Please transcribe the data below exactly. Leave the pictures out.
>> BEGIN Material for this exercise
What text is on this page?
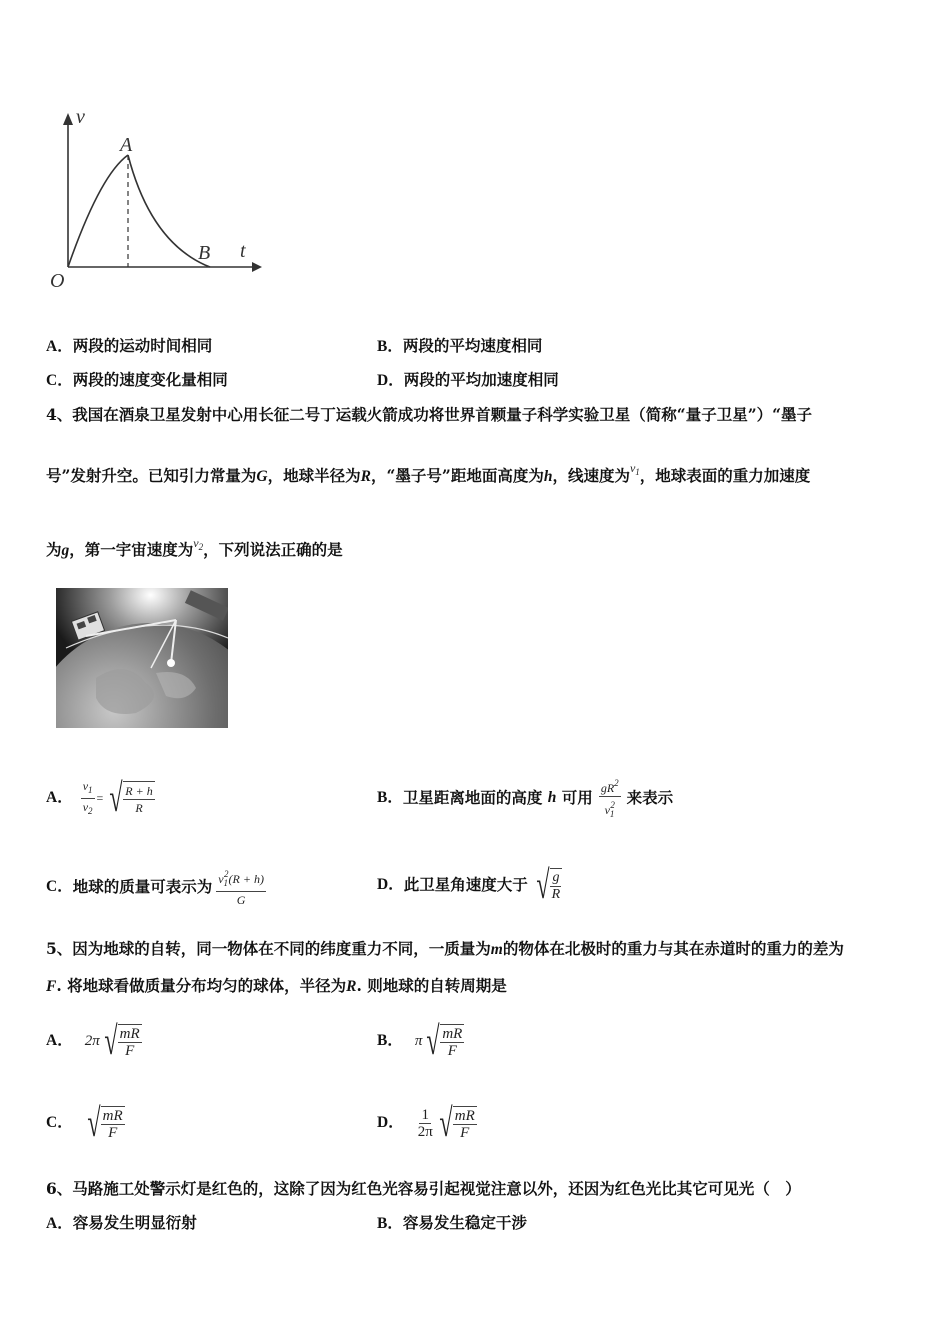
v
t
O
A
B
A．两段的运动时间相同	B．两段的平均速度相同
C．两段的速度变化量相同	D．两段的平均加速度相同
4、我国在酒泉卫星发射中心用长征二号丁运载火箭成功将世界首颗量子科学实验卫星（简称“量子卫星”）“墨子
号”发射升空。已知引力常量为G，地球半径为R，“墨子号”距地面高度为h，线速度为$^{v_1}$，地球表面的重力加速度
为g，第一宇宙速度为$^{v_2}$，下列说法正确的是
A． $\frac{v_1}{v_2}$ = √ $\frac{R + h}{R}$	B． 卫星距离地面的高度
h
可用 $\frac{gR^2}{v_1^2}$ 来表示
C． 地球的质量可表示为 $\frac{v_1^2(R + h)}{G}$	D． 此卫星角速度大于 √ $\frac{g}{R}$
5、因为地球的自转，同一物体在不同的纬度重力不同，一质量为m的物体在北极时的重力与其在赤道时的重力的差为
F. 将地球看做质量分布均匀的球体，半径为R. 则地球的自转周期是
A． 2π √ $\frac{mR}{F}$	B． π √ $\frac{mR}{F}$
C． √ $\frac{mR}{F}$	D． $\frac{1}{2\pi}$ √ $\frac{mR}{F}$
6、马路施工处警示灯是红色的，这除了因为红色光容易引起视觉注意以外，还因为红色光比其它可见光（　）
A．容易发生明显衍射	B．容易发生稳定干涉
>> END Material for this exercise
### Solution for this exercise
What text is on this page?
v
t
O
A
B
A．两段的运动时间相同	B．两段的平均速度相同
C．两段的速度变化量相同	D．两段的平均加速度相同
4、我国在酒泉卫星发射中心用长征二号丁运载火箭成功将世界首颗量子科学实验卫星（简称“量子卫星”）“墨子
号”发射升空。已知引力常量为G，地球半径为R，“墨子号”距地面高度为h，线速度为$^{v_1}$，地球表面的重力加速度
为g，第一宇宙速度为$^{v_2}$，下列说法正确的是
A． $\frac{v_1}{v_2}$ = √ $\frac{R + h}{R}$	B． 卫星距离地面的高度
h
可用 $\frac{gR^2}{v_1^2}$ 来表示
C． 地球的质量可表示为 $\frac{v_1^2(R + h)}{G}$	D． 此卫星角速度大于 √ $\frac{g}{R}$
5、因为地球的自转，同一物体在不同的纬度重力不同，一质量为m的物体在北极时的重力与其在赤道时的重力的差为
F. 将地球看做质量分布均匀的球体，半径为R. 则地球的自转周期是
A． 2π √ $\frac{mR}{F}$	B． π √ $\frac{mR}{F}$
C． √ $\frac{mR}{F}$	D． $\frac{1}{2\pi}$ √ $\frac{mR}{F}$
6、马路施工处警示灯是红色的，这除了因为红色光容易引起视觉注意以外，还因为红色光比其它可见光（　）
A．容易发生明显衍射	B．容易发生稳定干涉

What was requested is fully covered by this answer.